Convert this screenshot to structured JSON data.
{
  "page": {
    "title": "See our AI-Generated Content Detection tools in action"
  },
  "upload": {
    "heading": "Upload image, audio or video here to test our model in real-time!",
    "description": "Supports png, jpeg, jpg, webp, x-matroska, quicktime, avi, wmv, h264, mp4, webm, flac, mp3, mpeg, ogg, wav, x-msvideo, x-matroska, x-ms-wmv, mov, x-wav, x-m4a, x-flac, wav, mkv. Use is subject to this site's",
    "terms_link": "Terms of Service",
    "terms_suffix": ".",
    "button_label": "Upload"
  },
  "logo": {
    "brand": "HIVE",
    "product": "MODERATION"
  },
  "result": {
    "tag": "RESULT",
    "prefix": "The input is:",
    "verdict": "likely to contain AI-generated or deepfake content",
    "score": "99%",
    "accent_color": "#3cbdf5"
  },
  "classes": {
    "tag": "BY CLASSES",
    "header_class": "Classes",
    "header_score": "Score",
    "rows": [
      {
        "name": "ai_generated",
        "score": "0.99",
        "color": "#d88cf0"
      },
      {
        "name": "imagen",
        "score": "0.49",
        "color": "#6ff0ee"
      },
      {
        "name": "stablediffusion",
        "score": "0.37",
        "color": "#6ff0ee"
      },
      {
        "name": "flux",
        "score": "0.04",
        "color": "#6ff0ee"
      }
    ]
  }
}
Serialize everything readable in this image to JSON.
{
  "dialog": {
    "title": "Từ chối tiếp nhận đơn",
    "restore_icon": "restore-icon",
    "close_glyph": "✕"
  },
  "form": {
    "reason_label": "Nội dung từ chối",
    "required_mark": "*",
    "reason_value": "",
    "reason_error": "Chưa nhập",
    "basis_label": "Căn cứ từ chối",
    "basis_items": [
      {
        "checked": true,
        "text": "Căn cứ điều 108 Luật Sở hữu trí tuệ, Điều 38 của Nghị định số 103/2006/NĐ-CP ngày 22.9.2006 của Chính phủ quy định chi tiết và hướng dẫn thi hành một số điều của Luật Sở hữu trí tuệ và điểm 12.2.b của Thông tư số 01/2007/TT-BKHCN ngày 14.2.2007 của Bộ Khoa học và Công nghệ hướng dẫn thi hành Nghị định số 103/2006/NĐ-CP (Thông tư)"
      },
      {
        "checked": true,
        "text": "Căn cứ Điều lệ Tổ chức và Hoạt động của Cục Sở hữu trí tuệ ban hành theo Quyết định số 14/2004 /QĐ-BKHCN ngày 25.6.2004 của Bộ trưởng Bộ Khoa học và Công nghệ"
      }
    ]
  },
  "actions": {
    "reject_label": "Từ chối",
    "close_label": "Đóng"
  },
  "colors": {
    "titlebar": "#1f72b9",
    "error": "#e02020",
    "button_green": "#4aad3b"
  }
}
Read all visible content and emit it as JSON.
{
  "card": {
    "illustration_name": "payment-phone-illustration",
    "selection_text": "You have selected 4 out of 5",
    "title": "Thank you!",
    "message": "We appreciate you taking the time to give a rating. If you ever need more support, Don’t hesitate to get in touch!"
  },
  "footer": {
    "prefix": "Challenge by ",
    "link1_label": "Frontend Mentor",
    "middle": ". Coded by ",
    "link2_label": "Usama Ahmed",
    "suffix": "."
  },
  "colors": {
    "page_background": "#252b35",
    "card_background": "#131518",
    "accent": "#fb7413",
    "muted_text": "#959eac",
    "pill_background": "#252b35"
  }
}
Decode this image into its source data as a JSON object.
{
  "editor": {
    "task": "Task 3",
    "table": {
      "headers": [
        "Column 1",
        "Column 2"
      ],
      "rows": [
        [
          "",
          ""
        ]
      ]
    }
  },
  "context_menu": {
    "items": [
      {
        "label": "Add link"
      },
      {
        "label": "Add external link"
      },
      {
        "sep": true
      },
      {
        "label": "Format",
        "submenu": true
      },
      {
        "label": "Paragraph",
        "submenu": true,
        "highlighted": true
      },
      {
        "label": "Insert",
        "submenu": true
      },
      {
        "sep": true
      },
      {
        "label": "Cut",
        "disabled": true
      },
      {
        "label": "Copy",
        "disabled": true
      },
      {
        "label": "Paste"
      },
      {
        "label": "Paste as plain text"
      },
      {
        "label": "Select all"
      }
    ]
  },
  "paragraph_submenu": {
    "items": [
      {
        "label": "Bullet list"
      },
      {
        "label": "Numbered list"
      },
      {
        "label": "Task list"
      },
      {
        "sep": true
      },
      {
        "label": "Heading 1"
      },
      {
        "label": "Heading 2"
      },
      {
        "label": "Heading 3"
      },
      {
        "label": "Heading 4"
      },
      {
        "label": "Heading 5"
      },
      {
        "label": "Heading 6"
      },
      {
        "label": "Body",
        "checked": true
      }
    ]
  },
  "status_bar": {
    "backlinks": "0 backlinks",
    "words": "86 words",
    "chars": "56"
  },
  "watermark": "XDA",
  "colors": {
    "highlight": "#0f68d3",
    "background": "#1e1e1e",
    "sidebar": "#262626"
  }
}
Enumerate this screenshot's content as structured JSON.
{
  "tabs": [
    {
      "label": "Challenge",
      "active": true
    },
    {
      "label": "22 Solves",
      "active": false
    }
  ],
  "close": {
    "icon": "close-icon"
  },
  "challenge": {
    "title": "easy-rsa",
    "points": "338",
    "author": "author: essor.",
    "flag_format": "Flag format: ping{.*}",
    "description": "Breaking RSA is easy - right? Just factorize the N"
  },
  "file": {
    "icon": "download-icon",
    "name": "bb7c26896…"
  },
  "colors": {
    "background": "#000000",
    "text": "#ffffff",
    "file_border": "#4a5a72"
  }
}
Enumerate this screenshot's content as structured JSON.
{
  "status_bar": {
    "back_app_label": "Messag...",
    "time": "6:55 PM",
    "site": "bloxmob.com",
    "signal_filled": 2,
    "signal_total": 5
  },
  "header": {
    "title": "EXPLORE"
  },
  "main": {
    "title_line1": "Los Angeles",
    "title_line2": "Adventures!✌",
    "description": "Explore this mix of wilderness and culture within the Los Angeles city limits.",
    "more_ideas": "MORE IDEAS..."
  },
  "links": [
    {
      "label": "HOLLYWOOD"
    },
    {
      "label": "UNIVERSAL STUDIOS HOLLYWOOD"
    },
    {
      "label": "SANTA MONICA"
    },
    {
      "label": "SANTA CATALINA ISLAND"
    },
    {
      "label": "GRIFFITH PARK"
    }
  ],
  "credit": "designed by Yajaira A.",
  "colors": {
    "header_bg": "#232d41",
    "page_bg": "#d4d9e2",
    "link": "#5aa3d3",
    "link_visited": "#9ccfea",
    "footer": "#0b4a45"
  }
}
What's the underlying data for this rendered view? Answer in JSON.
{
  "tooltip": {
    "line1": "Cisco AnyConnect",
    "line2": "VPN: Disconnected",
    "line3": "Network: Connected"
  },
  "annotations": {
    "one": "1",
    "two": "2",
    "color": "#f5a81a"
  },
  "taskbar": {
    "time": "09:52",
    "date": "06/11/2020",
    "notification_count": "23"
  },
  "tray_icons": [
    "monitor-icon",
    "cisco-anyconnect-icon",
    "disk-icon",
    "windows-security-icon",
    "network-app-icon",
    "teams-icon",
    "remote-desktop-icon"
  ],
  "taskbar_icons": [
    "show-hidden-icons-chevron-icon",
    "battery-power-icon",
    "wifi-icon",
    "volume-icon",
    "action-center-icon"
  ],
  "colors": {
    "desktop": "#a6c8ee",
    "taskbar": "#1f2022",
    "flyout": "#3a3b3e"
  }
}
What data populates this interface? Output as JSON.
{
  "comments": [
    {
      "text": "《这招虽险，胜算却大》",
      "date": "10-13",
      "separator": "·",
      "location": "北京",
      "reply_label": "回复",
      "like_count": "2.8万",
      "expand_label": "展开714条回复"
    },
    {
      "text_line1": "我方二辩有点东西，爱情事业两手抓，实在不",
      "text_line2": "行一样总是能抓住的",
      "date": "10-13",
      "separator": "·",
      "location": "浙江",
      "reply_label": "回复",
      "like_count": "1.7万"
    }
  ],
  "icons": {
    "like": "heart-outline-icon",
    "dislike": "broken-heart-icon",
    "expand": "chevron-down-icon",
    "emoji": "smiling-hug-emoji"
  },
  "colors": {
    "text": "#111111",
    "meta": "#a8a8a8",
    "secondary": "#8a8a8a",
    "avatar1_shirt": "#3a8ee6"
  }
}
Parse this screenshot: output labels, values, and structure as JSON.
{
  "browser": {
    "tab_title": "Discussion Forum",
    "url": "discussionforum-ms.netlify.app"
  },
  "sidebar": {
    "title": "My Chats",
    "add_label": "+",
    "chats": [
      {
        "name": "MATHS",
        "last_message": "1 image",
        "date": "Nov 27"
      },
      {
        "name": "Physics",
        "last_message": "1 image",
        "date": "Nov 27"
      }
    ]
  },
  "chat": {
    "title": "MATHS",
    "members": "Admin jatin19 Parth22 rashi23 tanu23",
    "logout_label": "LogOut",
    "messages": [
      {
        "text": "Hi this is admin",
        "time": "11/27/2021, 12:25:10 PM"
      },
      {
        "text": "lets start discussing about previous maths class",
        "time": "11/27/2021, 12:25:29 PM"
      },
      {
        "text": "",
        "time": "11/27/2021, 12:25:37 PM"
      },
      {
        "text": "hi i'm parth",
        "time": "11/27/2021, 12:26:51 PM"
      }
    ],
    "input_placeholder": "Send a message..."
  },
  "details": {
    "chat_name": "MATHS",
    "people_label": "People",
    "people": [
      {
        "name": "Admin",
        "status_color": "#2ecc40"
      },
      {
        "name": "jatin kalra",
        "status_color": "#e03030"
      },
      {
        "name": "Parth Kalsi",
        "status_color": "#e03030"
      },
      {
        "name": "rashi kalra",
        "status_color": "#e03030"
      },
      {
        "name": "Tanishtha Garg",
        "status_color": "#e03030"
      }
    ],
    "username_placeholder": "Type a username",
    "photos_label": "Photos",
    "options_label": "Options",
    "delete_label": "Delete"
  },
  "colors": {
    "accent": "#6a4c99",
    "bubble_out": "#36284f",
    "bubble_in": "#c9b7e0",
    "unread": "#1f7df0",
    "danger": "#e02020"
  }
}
▬▬▬
TASK REQUIREMENTS. Only the number is needed here: how many lines of the records contain "Khoa"?

EXERCISE ANSWER. 2